→ What the exercise asks: Search the records that follow and extract every line containing the string "imprese".

→ Data for processing:
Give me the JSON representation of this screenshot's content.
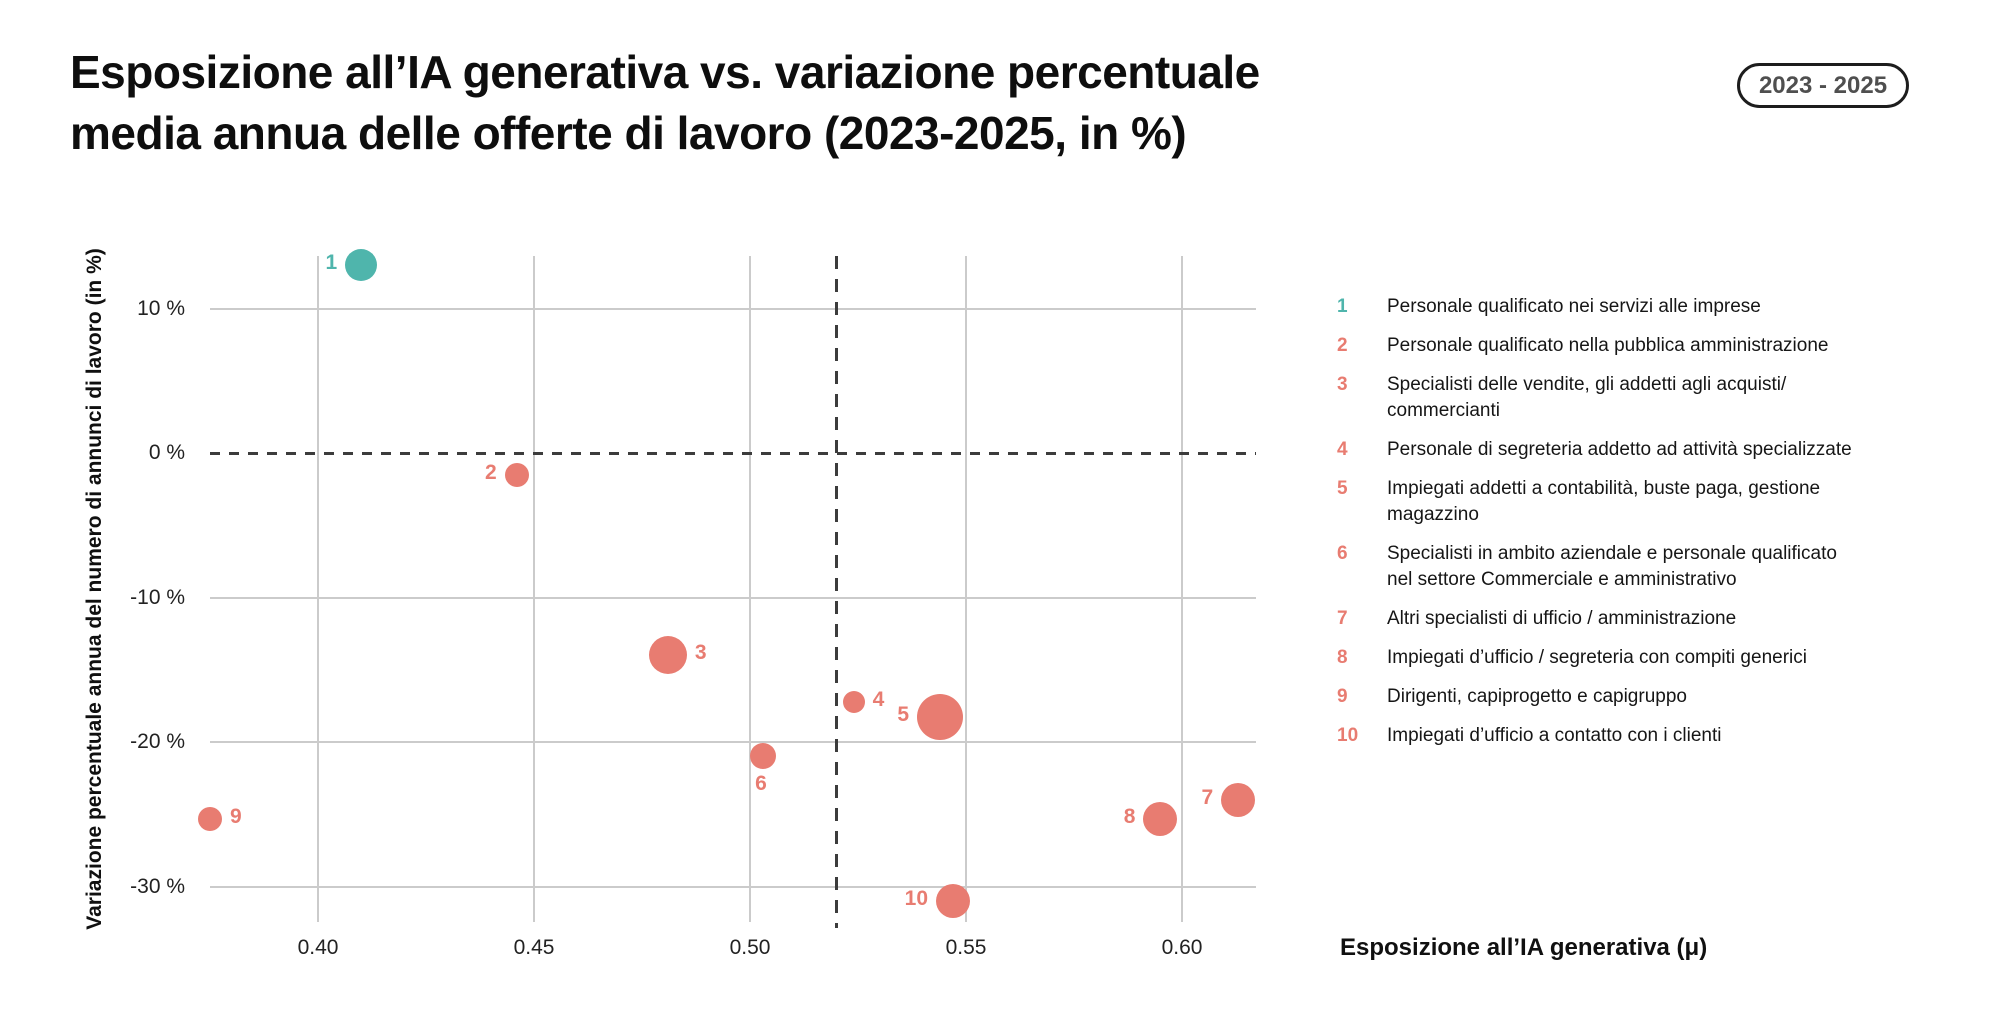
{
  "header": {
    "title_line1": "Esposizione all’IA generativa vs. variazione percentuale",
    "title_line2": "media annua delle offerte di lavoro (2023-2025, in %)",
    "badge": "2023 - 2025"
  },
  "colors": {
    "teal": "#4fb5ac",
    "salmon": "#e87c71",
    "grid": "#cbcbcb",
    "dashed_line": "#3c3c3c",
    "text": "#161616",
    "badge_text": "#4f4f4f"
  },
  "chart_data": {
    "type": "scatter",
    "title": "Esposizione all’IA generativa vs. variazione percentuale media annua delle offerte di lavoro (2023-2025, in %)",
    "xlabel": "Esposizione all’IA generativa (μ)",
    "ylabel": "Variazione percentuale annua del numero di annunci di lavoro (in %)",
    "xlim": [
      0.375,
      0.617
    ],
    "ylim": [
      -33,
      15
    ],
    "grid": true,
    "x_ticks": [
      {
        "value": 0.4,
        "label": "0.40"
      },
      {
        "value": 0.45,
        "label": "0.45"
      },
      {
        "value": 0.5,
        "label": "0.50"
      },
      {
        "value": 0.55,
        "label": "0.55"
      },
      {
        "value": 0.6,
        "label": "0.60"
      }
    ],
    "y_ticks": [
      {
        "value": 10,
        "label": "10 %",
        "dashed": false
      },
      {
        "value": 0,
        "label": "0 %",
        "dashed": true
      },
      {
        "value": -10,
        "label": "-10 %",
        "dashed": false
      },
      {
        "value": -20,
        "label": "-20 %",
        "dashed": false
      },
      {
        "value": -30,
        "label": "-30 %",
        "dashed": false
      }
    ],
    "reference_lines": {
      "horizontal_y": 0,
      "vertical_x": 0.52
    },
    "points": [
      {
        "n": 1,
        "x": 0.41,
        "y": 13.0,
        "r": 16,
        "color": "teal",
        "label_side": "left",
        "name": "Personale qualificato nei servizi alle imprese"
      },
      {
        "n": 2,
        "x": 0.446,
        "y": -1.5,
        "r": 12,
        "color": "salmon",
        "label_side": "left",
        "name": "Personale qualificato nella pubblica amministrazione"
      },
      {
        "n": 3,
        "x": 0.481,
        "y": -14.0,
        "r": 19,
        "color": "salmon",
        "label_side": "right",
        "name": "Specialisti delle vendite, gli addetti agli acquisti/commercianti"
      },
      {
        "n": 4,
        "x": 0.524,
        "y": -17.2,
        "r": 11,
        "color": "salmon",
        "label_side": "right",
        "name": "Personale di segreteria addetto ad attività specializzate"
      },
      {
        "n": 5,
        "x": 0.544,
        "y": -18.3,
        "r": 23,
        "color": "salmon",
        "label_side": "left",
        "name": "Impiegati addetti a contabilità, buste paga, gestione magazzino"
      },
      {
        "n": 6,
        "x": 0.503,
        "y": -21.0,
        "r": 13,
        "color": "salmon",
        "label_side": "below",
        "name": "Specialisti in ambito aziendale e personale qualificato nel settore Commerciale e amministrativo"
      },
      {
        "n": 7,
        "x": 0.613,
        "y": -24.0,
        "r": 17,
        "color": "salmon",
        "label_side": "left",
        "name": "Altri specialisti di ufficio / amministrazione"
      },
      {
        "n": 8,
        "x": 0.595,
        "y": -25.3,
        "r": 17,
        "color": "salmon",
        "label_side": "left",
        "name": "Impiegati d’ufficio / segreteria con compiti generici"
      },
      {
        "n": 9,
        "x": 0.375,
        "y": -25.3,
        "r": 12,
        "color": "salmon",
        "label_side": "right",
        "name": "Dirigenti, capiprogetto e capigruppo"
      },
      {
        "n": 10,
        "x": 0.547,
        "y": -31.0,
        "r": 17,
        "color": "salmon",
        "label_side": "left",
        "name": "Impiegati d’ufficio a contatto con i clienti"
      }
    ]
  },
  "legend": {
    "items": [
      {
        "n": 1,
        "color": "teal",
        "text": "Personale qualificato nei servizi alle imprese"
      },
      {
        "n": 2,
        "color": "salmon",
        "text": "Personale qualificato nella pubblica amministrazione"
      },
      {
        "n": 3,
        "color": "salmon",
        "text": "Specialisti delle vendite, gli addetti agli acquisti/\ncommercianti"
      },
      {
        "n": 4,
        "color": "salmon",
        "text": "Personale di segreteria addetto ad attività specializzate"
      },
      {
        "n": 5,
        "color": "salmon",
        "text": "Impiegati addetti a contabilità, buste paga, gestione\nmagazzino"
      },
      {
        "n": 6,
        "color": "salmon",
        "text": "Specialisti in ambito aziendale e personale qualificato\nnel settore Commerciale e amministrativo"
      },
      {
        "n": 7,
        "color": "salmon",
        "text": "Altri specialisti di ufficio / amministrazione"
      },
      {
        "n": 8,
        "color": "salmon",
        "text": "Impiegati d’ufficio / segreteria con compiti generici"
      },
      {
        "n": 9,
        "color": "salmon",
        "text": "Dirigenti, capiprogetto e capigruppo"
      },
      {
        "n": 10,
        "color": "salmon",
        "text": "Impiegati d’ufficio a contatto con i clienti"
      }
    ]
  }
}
==
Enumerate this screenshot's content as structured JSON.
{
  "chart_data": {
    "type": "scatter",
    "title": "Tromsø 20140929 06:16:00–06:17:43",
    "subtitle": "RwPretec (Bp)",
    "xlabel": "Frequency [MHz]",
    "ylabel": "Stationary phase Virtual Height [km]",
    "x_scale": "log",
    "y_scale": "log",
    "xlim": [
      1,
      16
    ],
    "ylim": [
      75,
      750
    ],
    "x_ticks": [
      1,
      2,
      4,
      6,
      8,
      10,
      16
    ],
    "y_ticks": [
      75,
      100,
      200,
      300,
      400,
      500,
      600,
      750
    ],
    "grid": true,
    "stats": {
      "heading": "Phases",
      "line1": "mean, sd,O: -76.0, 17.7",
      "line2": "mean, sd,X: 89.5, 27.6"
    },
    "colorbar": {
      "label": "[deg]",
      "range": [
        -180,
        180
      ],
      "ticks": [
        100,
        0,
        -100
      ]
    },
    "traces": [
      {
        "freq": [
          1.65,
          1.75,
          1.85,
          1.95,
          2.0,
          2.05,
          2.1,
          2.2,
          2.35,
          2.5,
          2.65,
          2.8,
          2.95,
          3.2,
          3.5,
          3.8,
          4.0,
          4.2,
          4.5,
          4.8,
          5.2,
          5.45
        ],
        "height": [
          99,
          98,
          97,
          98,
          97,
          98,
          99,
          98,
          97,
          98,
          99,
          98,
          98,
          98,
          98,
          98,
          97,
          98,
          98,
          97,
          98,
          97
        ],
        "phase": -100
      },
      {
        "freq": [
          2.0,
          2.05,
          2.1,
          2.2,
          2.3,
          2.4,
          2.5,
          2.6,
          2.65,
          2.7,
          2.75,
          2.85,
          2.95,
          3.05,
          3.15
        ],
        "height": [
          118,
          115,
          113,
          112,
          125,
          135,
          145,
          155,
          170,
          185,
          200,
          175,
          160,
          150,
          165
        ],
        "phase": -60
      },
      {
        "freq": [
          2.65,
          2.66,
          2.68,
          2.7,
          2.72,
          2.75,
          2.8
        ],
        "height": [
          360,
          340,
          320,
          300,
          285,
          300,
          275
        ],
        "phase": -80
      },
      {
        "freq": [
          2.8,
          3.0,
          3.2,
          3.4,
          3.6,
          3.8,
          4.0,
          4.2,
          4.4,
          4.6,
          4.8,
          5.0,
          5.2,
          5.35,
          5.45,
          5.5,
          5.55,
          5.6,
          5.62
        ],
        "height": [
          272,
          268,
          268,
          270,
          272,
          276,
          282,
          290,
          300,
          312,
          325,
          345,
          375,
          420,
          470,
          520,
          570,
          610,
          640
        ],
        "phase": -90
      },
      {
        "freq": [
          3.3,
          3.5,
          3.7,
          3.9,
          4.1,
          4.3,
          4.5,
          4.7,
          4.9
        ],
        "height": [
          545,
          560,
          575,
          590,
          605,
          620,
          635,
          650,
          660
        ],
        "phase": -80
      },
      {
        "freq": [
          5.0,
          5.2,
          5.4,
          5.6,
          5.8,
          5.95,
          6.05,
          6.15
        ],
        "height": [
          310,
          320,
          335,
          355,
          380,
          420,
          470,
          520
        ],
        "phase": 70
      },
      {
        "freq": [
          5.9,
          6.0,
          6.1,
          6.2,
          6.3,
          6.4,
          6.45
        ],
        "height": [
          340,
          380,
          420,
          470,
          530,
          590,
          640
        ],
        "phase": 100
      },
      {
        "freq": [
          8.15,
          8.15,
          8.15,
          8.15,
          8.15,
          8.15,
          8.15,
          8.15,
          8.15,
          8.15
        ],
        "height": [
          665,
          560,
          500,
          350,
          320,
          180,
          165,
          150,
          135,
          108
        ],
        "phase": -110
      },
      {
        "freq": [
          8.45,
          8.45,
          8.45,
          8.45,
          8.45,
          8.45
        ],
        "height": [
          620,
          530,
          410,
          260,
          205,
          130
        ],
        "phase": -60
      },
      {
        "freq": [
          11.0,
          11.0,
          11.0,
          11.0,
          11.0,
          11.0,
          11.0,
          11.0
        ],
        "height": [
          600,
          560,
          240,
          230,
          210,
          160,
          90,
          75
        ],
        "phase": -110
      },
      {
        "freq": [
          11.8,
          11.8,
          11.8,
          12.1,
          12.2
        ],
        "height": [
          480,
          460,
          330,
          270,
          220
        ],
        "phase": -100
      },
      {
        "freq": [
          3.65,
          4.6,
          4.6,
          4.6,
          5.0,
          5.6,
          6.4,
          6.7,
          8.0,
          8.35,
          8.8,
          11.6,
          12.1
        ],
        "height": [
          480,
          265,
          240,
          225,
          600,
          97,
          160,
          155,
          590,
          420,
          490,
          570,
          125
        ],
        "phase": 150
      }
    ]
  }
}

→ Complete answer:
        "name": "Personale qualificato nei servizi alle imprese"
        "text": "Personale qualificato nei servizi alle imprese"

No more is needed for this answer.